## WHAT IS ASKED
An exact reproduction of the records is required, with all images left out.

[start]

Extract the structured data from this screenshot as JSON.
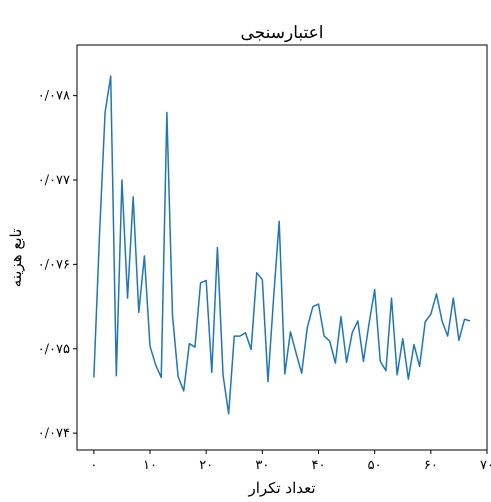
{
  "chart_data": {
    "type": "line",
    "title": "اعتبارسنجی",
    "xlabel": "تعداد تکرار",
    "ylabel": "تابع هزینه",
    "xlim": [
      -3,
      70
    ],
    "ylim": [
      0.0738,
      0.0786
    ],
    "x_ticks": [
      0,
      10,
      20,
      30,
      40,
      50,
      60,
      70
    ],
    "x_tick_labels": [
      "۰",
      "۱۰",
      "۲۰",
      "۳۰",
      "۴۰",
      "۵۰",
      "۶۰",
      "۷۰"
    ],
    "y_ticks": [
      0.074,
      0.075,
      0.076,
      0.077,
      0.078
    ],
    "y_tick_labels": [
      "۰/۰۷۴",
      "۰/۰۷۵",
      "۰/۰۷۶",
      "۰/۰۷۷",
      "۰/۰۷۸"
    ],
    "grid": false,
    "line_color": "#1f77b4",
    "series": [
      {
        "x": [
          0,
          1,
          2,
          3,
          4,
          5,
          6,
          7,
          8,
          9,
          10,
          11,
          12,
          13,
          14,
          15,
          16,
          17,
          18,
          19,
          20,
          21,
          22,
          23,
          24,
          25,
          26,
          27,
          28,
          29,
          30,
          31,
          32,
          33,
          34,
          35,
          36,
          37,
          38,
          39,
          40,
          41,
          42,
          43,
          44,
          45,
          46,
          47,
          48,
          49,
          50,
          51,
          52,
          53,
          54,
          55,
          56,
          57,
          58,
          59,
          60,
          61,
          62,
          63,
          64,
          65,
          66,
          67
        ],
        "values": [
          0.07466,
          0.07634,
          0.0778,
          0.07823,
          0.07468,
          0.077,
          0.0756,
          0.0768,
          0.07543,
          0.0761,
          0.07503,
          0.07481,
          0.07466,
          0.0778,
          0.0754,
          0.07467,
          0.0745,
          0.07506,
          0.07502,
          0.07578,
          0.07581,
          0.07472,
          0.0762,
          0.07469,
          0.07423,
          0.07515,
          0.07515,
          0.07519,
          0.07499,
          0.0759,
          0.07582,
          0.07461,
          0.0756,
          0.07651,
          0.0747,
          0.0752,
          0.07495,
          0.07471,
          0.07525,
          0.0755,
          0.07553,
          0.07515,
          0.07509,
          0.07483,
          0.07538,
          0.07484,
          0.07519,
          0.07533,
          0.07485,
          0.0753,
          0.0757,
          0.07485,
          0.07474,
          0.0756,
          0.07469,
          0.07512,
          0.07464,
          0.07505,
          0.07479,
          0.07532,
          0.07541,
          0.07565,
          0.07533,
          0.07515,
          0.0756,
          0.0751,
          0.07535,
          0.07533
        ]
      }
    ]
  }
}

[end]

## THE ANSWER
Extract the structured data from this screenshot as JSON.
{
  "chart_data": {
    "type": "line",
    "title": "اعتبارسنجی",
    "xlabel": "تعداد تکرار",
    "ylabel": "تابع هزینه",
    "xlim": [
      -3,
      70
    ],
    "ylim": [
      0.0738,
      0.0786
    ],
    "x_ticks": [
      0,
      10,
      20,
      30,
      40,
      50,
      60,
      70
    ],
    "x_tick_labels": [
      "۰",
      "۱۰",
      "۲۰",
      "۳۰",
      "۴۰",
      "۵۰",
      "۶۰",
      "۷۰"
    ],
    "y_ticks": [
      0.074,
      0.075,
      0.076,
      0.077,
      0.078
    ],
    "y_tick_labels": [
      "۰/۰۷۴",
      "۰/۰۷۵",
      "۰/۰۷۶",
      "۰/۰۷۷",
      "۰/۰۷۸"
    ],
    "grid": false,
    "line_color": "#1f77b4",
    "series": [
      {
        "x": [
          0,
          1,
          2,
          3,
          4,
          5,
          6,
          7,
          8,
          9,
          10,
          11,
          12,
          13,
          14,
          15,
          16,
          17,
          18,
          19,
          20,
          21,
          22,
          23,
          24,
          25,
          26,
          27,
          28,
          29,
          30,
          31,
          32,
          33,
          34,
          35,
          36,
          37,
          38,
          39,
          40,
          41,
          42,
          43,
          44,
          45,
          46,
          47,
          48,
          49,
          50,
          51,
          52,
          53,
          54,
          55,
          56,
          57,
          58,
          59,
          60,
          61,
          62,
          63,
          64,
          65,
          66,
          67
        ],
        "values": [
          0.07466,
          0.07634,
          0.0778,
          0.07823,
          0.07468,
          0.077,
          0.0756,
          0.0768,
          0.07543,
          0.0761,
          0.07503,
          0.07481,
          0.07466,
          0.0778,
          0.0754,
          0.07467,
          0.0745,
          0.07506,
          0.07502,
          0.07578,
          0.07581,
          0.07472,
          0.0762,
          0.07469,
          0.07423,
          0.07515,
          0.07515,
          0.07519,
          0.07499,
          0.0759,
          0.07582,
          0.07461,
          0.0756,
          0.07651,
          0.0747,
          0.0752,
          0.07495,
          0.07471,
          0.07525,
          0.0755,
          0.07553,
          0.07515,
          0.07509,
          0.07483,
          0.07538,
          0.07484,
          0.07519,
          0.07533,
          0.07485,
          0.0753,
          0.0757,
          0.07485,
          0.07474,
          0.0756,
          0.07469,
          0.07512,
          0.07464,
          0.07505,
          0.07479,
          0.07532,
          0.07541,
          0.07565,
          0.07533,
          0.07515,
          0.0756,
          0.0751,
          0.07535,
          0.07533
        ]
      }
    ]
  }
}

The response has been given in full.